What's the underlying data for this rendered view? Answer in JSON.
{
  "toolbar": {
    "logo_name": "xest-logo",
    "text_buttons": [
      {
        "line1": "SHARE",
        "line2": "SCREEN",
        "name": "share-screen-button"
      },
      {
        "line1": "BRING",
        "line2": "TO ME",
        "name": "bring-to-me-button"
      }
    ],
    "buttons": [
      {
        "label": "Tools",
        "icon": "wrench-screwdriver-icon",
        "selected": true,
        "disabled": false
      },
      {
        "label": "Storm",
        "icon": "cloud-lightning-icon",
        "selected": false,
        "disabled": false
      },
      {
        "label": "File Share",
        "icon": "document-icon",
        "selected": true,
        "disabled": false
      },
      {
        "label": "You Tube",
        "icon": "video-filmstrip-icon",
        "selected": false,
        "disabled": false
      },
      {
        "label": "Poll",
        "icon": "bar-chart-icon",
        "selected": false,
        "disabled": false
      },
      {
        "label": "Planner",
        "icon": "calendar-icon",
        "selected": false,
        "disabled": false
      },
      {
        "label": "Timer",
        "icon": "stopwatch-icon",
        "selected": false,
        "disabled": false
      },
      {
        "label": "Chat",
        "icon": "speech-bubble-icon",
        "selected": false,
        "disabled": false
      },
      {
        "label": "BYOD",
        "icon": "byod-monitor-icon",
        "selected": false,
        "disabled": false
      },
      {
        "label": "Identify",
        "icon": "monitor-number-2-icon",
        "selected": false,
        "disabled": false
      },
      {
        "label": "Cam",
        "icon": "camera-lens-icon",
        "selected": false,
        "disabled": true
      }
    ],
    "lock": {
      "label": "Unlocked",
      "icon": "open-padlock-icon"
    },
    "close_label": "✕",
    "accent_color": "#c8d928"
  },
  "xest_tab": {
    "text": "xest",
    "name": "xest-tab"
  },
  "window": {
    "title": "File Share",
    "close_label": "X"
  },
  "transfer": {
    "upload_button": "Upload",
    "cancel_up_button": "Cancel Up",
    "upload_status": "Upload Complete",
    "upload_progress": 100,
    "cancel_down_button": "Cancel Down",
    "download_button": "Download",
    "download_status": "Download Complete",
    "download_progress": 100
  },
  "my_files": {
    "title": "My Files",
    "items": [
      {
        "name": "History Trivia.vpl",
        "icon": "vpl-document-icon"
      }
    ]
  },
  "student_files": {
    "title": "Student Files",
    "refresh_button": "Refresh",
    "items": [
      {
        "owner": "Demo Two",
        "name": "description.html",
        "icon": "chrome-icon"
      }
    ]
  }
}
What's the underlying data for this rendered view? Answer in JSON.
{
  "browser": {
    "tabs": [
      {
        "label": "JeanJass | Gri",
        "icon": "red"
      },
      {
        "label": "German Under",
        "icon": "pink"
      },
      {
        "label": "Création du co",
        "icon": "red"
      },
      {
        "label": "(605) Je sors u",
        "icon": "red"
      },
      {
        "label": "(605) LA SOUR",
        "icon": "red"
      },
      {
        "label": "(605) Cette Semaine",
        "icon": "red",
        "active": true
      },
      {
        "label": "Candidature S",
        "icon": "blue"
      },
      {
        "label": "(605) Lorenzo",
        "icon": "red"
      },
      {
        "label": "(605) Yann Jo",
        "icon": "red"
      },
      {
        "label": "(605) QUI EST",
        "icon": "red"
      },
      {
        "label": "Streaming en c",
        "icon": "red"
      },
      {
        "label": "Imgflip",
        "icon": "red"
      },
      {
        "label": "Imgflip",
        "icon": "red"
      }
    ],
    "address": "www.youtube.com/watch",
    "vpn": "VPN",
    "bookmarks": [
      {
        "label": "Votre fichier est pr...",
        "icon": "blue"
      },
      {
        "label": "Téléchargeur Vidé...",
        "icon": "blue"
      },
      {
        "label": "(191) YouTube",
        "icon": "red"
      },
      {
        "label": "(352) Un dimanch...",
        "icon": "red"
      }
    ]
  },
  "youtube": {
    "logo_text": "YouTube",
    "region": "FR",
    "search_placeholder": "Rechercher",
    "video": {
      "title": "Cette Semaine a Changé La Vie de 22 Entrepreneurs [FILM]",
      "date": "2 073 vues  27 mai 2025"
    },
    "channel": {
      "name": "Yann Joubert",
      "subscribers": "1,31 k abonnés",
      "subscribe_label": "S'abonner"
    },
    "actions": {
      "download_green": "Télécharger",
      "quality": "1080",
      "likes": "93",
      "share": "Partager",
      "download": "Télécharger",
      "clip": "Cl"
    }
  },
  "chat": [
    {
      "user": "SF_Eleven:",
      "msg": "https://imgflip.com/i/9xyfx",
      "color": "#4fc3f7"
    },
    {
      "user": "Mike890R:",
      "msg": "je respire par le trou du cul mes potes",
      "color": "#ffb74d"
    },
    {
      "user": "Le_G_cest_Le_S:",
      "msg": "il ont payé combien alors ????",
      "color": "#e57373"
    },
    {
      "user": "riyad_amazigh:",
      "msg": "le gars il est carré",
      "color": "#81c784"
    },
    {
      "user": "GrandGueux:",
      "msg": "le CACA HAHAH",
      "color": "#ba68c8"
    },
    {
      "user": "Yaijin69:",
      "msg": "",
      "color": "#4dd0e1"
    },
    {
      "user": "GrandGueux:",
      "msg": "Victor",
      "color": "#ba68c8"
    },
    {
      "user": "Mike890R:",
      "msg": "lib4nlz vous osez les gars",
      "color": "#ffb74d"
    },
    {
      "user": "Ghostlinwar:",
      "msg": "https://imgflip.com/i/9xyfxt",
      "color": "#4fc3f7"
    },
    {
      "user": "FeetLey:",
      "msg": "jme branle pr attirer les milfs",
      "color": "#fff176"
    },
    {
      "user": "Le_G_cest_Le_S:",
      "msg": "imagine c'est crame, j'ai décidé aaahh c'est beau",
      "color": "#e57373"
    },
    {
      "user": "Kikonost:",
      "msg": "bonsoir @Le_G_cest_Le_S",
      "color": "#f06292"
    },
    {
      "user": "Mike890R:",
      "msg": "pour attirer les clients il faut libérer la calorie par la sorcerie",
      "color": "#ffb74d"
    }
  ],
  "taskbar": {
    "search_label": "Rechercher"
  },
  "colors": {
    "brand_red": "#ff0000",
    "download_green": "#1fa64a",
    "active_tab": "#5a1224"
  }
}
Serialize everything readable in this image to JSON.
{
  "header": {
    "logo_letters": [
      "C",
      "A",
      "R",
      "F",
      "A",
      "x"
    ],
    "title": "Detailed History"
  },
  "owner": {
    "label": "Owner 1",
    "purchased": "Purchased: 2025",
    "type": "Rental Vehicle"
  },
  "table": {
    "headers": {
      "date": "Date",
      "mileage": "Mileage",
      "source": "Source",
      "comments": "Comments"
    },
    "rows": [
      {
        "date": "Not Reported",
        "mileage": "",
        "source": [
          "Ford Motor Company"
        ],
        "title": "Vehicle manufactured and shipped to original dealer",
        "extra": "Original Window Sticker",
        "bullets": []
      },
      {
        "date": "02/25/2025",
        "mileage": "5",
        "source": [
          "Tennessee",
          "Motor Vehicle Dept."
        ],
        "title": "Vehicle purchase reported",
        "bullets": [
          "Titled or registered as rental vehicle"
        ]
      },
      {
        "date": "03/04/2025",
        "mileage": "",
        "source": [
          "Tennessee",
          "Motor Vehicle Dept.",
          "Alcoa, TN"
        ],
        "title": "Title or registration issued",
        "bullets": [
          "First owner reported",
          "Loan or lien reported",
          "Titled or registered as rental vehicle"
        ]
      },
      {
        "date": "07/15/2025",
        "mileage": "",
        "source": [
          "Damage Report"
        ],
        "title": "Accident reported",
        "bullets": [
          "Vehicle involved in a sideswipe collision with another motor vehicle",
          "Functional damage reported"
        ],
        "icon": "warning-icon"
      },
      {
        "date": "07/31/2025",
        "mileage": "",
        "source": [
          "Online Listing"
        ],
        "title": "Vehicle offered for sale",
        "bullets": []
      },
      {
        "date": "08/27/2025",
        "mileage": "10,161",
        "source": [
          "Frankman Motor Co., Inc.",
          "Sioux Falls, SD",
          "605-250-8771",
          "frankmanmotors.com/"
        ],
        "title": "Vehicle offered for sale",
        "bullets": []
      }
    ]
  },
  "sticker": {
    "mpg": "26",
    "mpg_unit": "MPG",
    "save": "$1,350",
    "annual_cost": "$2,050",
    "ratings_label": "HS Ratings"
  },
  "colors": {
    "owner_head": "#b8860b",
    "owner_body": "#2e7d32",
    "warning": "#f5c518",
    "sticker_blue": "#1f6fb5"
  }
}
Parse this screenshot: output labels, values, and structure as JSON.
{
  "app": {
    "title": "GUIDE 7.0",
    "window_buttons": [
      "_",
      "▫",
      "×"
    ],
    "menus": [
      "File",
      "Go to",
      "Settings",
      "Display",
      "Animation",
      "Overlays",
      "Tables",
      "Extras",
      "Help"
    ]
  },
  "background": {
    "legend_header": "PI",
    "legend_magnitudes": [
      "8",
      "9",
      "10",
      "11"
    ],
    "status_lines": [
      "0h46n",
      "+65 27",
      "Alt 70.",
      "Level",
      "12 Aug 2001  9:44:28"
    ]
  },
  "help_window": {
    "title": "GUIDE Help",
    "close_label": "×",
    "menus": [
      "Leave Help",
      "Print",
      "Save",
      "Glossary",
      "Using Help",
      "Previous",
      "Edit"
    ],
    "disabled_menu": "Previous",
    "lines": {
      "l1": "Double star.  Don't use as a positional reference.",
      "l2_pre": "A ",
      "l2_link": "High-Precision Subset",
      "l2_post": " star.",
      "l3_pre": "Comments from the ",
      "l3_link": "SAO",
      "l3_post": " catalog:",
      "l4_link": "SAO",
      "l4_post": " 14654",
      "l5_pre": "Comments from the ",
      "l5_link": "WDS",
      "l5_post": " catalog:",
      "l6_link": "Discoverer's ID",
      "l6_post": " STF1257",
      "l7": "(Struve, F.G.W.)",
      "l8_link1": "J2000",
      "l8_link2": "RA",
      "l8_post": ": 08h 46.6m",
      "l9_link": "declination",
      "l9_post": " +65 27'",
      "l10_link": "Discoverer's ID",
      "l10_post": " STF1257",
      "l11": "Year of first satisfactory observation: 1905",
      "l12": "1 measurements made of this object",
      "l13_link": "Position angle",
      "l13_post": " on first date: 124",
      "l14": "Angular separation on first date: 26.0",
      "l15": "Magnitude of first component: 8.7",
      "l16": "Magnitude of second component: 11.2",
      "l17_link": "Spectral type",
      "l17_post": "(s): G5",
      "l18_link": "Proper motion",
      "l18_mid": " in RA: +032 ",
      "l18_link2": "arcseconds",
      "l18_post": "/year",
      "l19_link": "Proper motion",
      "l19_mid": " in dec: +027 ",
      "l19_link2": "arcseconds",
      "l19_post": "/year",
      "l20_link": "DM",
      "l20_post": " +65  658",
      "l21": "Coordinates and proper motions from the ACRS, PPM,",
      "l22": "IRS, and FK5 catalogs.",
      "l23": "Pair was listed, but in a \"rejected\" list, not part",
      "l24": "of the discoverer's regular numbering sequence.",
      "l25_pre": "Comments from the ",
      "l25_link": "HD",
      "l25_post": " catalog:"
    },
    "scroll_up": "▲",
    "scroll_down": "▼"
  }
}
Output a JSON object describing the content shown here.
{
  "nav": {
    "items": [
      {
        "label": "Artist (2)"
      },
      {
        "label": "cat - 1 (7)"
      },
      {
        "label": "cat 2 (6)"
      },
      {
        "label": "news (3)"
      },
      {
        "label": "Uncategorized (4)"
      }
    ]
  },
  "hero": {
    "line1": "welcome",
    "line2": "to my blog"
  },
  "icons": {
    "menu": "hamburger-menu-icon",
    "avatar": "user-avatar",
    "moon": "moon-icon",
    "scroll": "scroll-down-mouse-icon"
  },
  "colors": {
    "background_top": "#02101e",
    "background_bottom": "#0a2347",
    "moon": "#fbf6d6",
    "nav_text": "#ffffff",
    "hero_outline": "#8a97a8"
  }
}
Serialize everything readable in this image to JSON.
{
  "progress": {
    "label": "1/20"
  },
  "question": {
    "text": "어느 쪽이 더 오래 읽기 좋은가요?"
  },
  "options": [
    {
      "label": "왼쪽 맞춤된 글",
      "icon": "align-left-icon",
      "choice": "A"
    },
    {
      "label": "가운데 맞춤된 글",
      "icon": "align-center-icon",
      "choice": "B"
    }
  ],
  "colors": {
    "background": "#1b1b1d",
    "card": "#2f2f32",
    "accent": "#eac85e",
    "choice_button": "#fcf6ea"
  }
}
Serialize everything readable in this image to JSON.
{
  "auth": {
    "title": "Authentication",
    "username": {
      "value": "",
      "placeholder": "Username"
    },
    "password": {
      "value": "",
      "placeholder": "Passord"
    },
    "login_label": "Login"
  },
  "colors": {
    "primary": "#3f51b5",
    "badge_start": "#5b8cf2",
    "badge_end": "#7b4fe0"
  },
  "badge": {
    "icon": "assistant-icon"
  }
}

□ □ □

> Aim
Would you quote, exactly and only, the lines from the one containing "Output a JSON" to the end of the entries?

> Expected answer
Output a JSON object describing the content shown here.
{
  "nav": {
    "items": [
      {
        "label": "Artist (2)"
      },
      {
        "label": "cat - 1 (7)"
      },
      {
        "label": "cat 2 (6)"
      },
      {
        "label": "news (3)"
      },
      {
        "label": "Uncategorized (4)"
      }
    ]
  },
  "hero": {
    "line1": "welcome",
    "line2": "to my blog"
  },
  "icons": {
    "menu": "hamburger-menu-icon",
    "avatar": "user-avatar",
    "moon": "moon-icon",
    "scroll": "scroll-down-mouse-icon"
  },
  "colors": {
    "background_top": "#02101e",
    "background_bottom": "#0a2347",
    "moon": "#fbf6d6",
    "nav_text": "#ffffff",
    "hero_outline": "#8a97a8"
  }
}
Serialize everything readable in this image to JSON.
{
  "progress": {
    "label": "1/20"
  },
  "question": {
    "text": "어느 쪽이 더 오래 읽기 좋은가요?"
  },
  "options": [
    {
      "label": "왼쪽 맞춤된 글",
      "icon": "align-left-icon",
      "choice": "A"
    },
    {
      "label": "가운데 맞춤된 글",
      "icon": "align-center-icon",
      "choice": "B"
    }
  ],
  "colors": {
    "background": "#1b1b1d",
    "card": "#2f2f32",
    "accent": "#eac85e",
    "choice_button": "#fcf6ea"
  }
}
Serialize everything readable in this image to JSON.
{
  "auth": {
    "title": "Authentication",
    "username": {
      "value": "",
      "placeholder": "Username"
    },
    "password": {
      "value": "",
      "placeholder": "Passord"
    },
    "login_label": "Login"
  },
  "colors": {
    "primary": "#3f51b5",
    "badge_start": "#5b8cf2",
    "badge_end": "#7b4fe0"
  },
  "badge": {
    "icon": "assistant-icon"
  }
}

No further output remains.